_Dataset_
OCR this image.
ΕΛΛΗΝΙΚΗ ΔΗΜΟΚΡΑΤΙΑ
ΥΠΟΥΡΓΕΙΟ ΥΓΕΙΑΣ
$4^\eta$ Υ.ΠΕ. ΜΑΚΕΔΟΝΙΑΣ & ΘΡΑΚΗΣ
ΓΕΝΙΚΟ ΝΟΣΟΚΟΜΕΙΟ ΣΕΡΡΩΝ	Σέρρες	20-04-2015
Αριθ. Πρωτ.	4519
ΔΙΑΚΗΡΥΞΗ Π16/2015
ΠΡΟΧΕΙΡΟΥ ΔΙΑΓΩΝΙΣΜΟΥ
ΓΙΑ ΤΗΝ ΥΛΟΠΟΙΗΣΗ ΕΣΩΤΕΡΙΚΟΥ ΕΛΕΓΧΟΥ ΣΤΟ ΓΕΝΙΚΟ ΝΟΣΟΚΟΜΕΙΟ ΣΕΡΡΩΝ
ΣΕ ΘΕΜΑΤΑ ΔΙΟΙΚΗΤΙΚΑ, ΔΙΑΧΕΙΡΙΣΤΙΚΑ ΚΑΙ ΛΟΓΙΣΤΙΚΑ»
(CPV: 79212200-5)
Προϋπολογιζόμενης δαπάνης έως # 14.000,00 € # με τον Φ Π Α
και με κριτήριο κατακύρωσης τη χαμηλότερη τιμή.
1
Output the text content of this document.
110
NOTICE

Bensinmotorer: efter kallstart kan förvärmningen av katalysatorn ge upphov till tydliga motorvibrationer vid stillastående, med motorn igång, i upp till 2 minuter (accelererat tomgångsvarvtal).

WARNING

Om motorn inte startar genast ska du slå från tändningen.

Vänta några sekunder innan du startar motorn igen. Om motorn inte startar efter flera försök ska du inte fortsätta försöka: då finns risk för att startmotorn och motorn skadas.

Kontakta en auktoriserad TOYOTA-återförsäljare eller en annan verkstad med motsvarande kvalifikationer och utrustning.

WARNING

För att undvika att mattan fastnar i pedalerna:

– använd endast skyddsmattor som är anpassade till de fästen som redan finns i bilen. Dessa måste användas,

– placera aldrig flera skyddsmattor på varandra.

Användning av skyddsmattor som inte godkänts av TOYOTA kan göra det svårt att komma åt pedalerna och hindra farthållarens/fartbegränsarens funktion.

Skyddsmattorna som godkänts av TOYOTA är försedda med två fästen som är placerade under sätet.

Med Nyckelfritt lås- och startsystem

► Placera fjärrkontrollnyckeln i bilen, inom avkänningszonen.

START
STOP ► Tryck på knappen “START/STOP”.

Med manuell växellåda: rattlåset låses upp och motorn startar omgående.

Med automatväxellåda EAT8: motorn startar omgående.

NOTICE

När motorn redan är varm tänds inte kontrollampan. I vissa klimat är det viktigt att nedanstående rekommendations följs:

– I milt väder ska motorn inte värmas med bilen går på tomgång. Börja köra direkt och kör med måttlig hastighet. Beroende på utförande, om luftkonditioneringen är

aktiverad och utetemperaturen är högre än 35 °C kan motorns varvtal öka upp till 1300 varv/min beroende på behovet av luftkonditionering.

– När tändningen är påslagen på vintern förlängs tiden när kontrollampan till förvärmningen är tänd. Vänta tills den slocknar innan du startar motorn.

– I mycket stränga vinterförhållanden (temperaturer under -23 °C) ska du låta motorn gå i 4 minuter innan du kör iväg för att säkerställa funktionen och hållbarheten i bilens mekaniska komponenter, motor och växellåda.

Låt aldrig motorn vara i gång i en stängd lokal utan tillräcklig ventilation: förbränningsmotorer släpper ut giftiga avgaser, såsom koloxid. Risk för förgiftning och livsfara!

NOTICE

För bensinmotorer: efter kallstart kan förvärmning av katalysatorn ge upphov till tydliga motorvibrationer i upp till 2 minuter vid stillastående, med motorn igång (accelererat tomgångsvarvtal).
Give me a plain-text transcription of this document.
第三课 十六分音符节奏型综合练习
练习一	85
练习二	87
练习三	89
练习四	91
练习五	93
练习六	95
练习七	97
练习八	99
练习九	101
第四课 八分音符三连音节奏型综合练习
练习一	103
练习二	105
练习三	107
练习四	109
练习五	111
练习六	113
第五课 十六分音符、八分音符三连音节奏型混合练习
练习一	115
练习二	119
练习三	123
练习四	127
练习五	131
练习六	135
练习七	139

_Exercise objective_
State how many lines include the string "upphov", and nothing more.

_Solved problem_
2